**WRITTEN REQUEST:** Gather the lines below that include the string "structure", copying each in full.

**STORED DATA:**
..............................
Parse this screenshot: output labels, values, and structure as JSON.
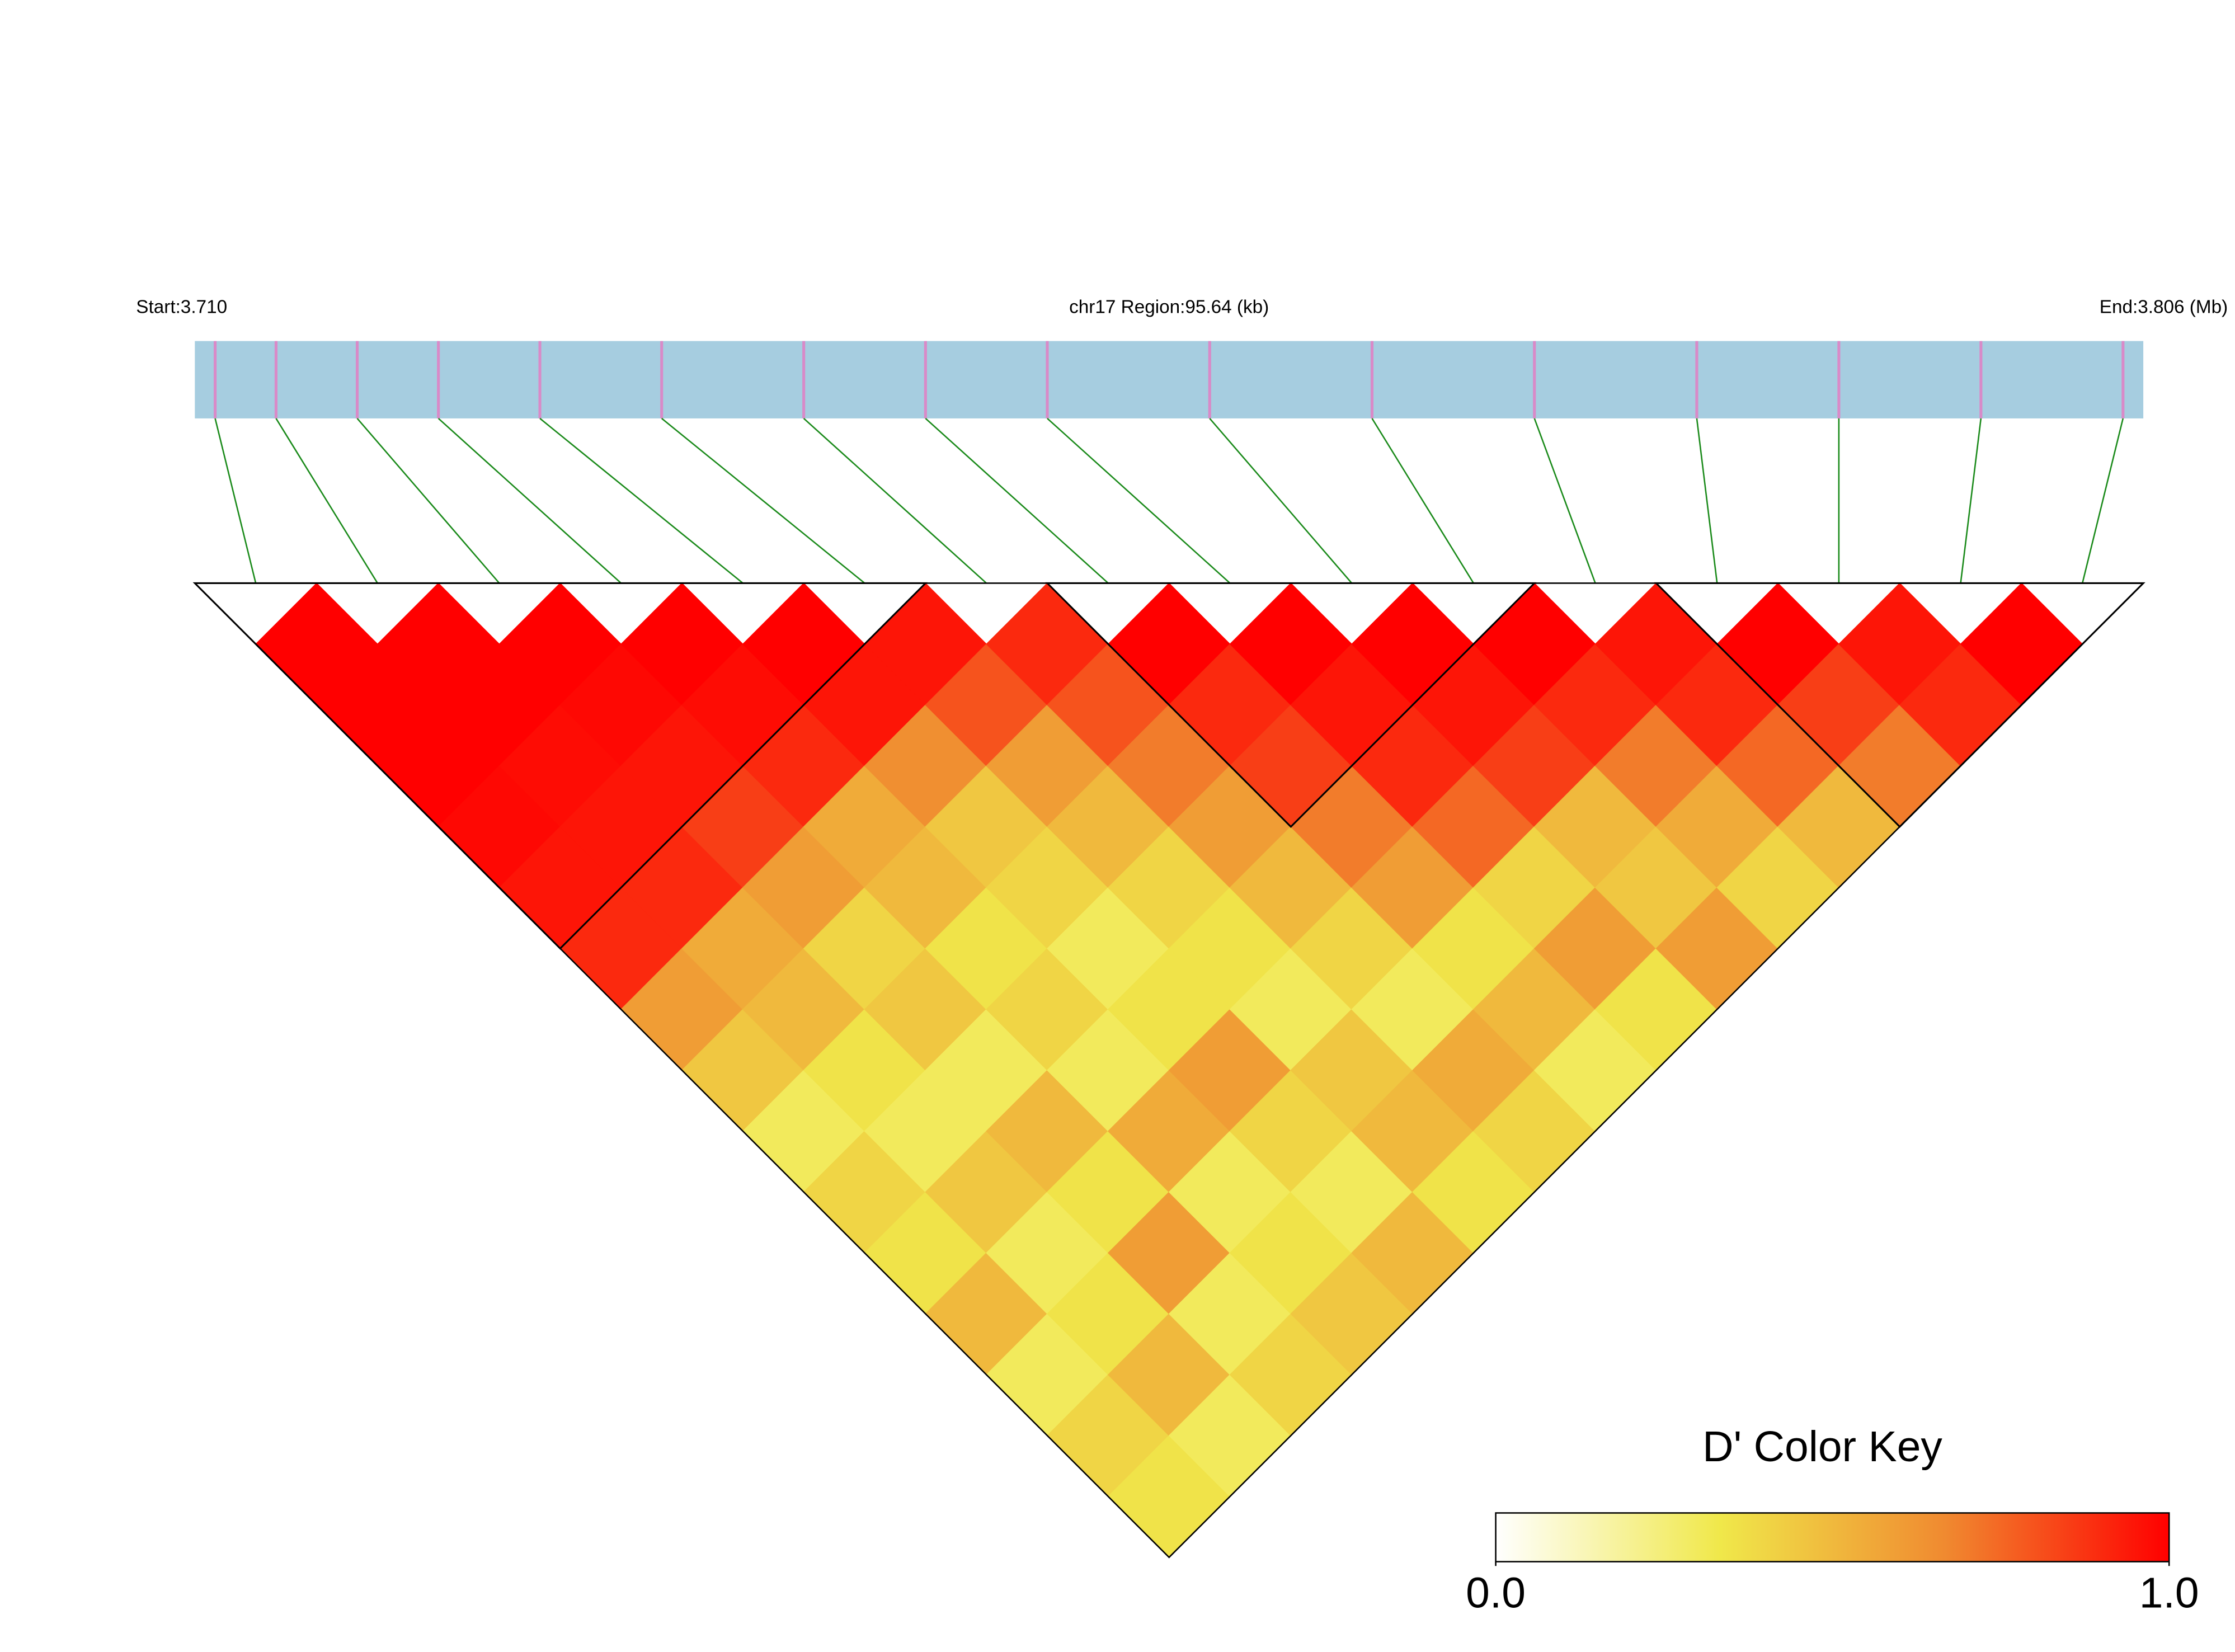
{
  "chart_data": {
    "type": "ldheatmap",
    "start_label": "Start:3.710",
    "region_label": "chr17 Region:95.64 (kb)",
    "end_label": "End:3.806 (Mb)",
    "xlim": [
      3.71,
      3.806
    ],
    "positions": [
      3.711,
      3.714,
      3.718,
      3.722,
      3.727,
      3.733,
      3.74,
      3.746,
      3.752,
      3.76,
      3.768,
      3.776,
      3.784,
      3.791,
      3.798,
      3.805
    ],
    "dprime": [
      [
        1,
        1,
        1,
        0.98,
        0.95,
        0.9,
        0.6,
        0.45,
        0.3,
        0.4,
        0.35,
        0.5,
        0.3,
        0.4,
        0.35
      ],
      [
        1,
        1,
        0.97,
        0.95,
        0.9,
        0.55,
        0.5,
        0.35,
        0.3,
        0.45,
        0.3,
        0.35,
        0.5,
        0.3
      ],
      [
        1,
        0.98,
        0.95,
        0.85,
        0.6,
        0.4,
        0.45,
        0.3,
        0.5,
        0.35,
        0.6,
        0.3,
        0.4
      ],
      [
        1,
        0.97,
        0.9,
        0.55,
        0.5,
        0.35,
        0.4,
        0.3,
        0.55,
        0.3,
        0.35,
        0.45
      ],
      [
        1,
        0.95,
        0.65,
        0.45,
        0.4,
        0.3,
        0.35,
        0.6,
        0.4,
        0.3,
        0.5
      ],
      [
        0.95,
        0.8,
        0.6,
        0.5,
        0.4,
        0.35,
        0.3,
        0.45,
        0.5,
        0.35
      ],
      [
        0.9,
        0.8,
        0.7,
        0.6,
        0.5,
        0.4,
        0.3,
        0.55,
        0.4
      ],
      [
        1,
        0.9,
        0.85,
        0.7,
        0.6,
        0.35,
        0.5,
        0.3
      ],
      [
        1,
        0.95,
        0.9,
        0.75,
        0.4,
        0.6,
        0.35
      ],
      [
        1,
        0.95,
        0.85,
        0.5,
        0.45,
        0.6
      ],
      [
        1,
        0.9,
        0.7,
        0.55,
        0.4
      ],
      [
        0.95,
        0.9,
        0.75,
        0.5
      ],
      [
        1,
        0.85,
        0.7
      ],
      [
        0.95,
        0.9
      ],
      [
        1
      ]
    ],
    "blocks": [
      [
        0,
        5
      ],
      [
        7,
        10
      ],
      [
        12,
        15
      ]
    ],
    "bar_color": "#a6cde0",
    "snp_color": "#d98ac8",
    "line_color": "#1a8a1a",
    "colors": [
      "#ffffff",
      "#f0e84a",
      "#f08a30",
      "#ff0000"
    ],
    "key_title": "D' Color Key",
    "key_ticks": [
      {
        "value": 0,
        "label": "0.0"
      },
      {
        "value": 1,
        "label": "1.0"
      }
    ]
  }
}
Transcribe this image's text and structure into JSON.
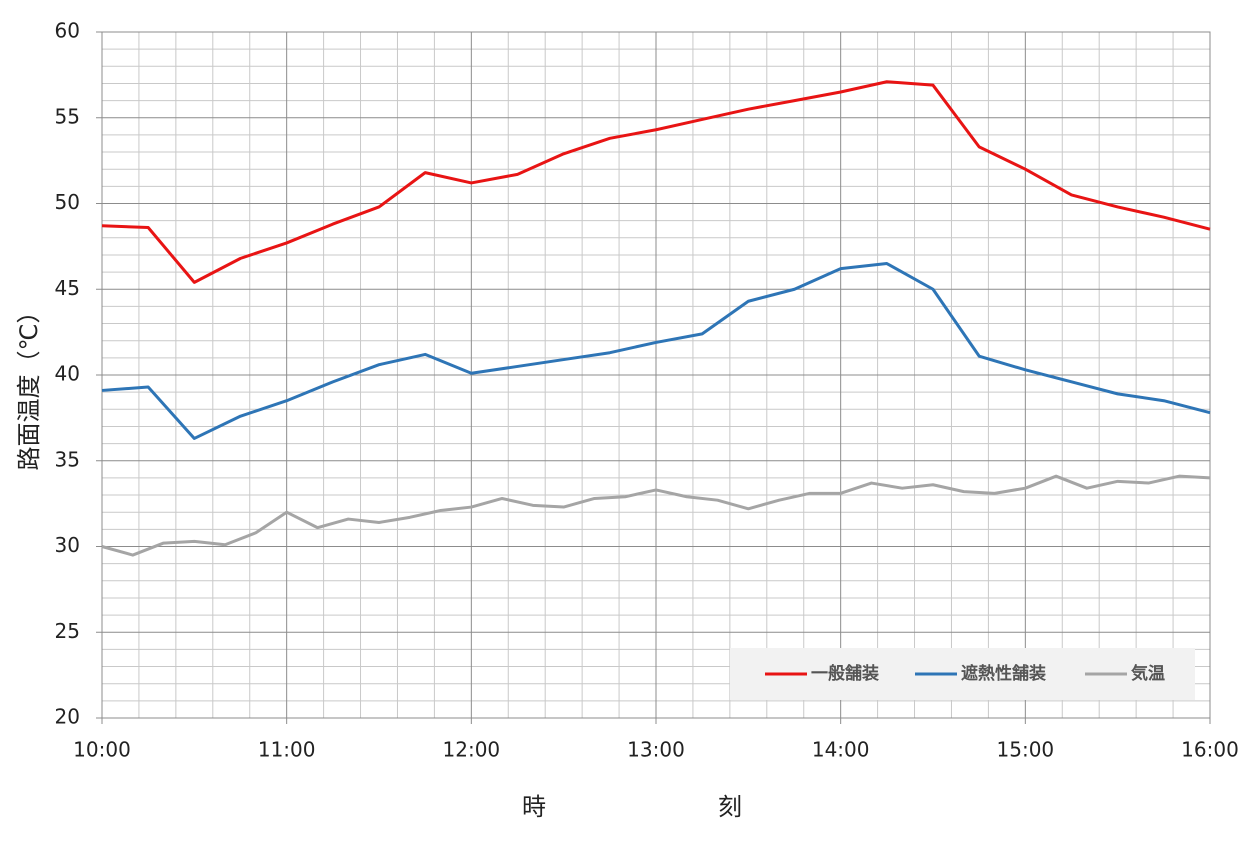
{
  "chart_data": {
    "type": "line",
    "x_label": "時刻",
    "y_label": "路面温度（℃）",
    "xlim": [
      10,
      16
    ],
    "xticks": [
      {
        "value": 10,
        "label": "10:00"
      },
      {
        "value": 11,
        "label": "11:00"
      },
      {
        "value": 12,
        "label": "12:00"
      },
      {
        "value": 13,
        "label": "13:00"
      },
      {
        "value": 14,
        "label": "14:00"
      },
      {
        "value": 15,
        "label": "15:00"
      },
      {
        "value": 16,
        "label": "16:00"
      }
    ],
    "ylim": [
      20,
      60
    ],
    "yticks": [
      20,
      25,
      30,
      35,
      40,
      45,
      50,
      55,
      60
    ],
    "grid": true,
    "legend": "bottom-right",
    "series": [
      {
        "name": "一般舗装",
        "color": "#e81414",
        "x": [
          10,
          10.25,
          10.5,
          10.75,
          11,
          11.25,
          11.5,
          11.75,
          12,
          12.25,
          12.5,
          12.75,
          13,
          13.25,
          13.5,
          13.75,
          14,
          14.25,
          14.5,
          14.75,
          15,
          15.25,
          15.5,
          15.75,
          16
        ],
        "values": [
          48.7,
          48.6,
          45.4,
          46.8,
          47.7,
          48.8,
          49.8,
          51.8,
          51.2,
          51.7,
          52.9,
          53.8,
          54.3,
          54.9,
          55.5,
          56.0,
          56.5,
          57.1,
          56.9,
          53.3,
          52.0,
          50.5,
          49.8,
          49.2,
          48.5
        ]
      },
      {
        "name": "遮熱性舗装",
        "color": "#2e75b6",
        "x": [
          10,
          10.25,
          10.5,
          10.75,
          11,
          11.25,
          11.5,
          11.75,
          12,
          12.25,
          12.5,
          12.75,
          13,
          13.25,
          13.5,
          13.75,
          14,
          14.25,
          14.5,
          14.75,
          15,
          15.25,
          15.5,
          15.75,
          16
        ],
        "values": [
          39.1,
          39.3,
          36.3,
          37.6,
          38.5,
          39.6,
          40.6,
          41.2,
          40.1,
          40.5,
          40.9,
          41.3,
          41.9,
          42.4,
          44.3,
          45.0,
          46.2,
          46.5,
          45.0,
          41.1,
          40.3,
          39.6,
          38.9,
          38.5,
          37.8
        ]
      },
      {
        "name": "気温",
        "color": "#a5a5a5",
        "x": [
          10,
          10.1667,
          10.3333,
          10.5,
          10.6667,
          10.8333,
          11,
          11.1667,
          11.3333,
          11.5,
          11.6667,
          11.8333,
          12,
          12.1667,
          12.3333,
          12.5,
          12.6667,
          12.8333,
          13,
          13.1667,
          13.3333,
          13.5,
          13.6667,
          13.8333,
          14,
          14.1667,
          14.3333,
          14.5,
          14.6667,
          14.8333,
          15,
          15.1667,
          15.3333,
          15.5,
          15.6667,
          15.8333,
          16
        ],
        "values": [
          30.0,
          29.5,
          30.2,
          30.3,
          30.1,
          30.8,
          32.0,
          31.1,
          31.6,
          31.4,
          31.7,
          32.1,
          32.3,
          32.8,
          32.4,
          32.3,
          32.8,
          32.9,
          33.3,
          32.9,
          32.7,
          32.2,
          32.7,
          33.1,
          33.1,
          33.7,
          33.4,
          33.6,
          33.2,
          33.1,
          33.4,
          34.1,
          33.4,
          33.8,
          33.7,
          34.1,
          34.0
        ]
      }
    ]
  }
}
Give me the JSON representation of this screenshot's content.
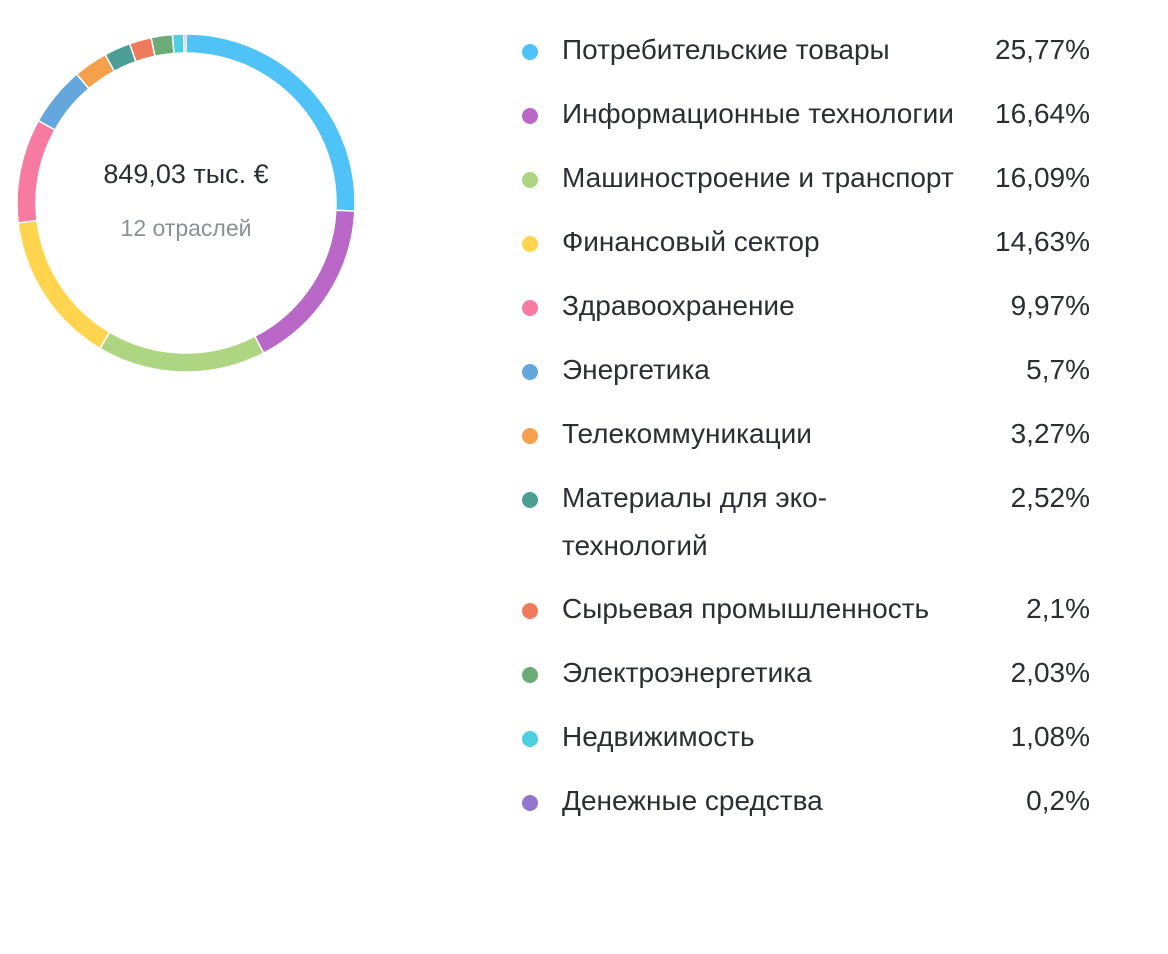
..............................
**RESPONSE TO THE EXERCISE:**
Parse this screenshot: output labels, values, and structure as JSON.
Transcribe this image's text and structure into JSON.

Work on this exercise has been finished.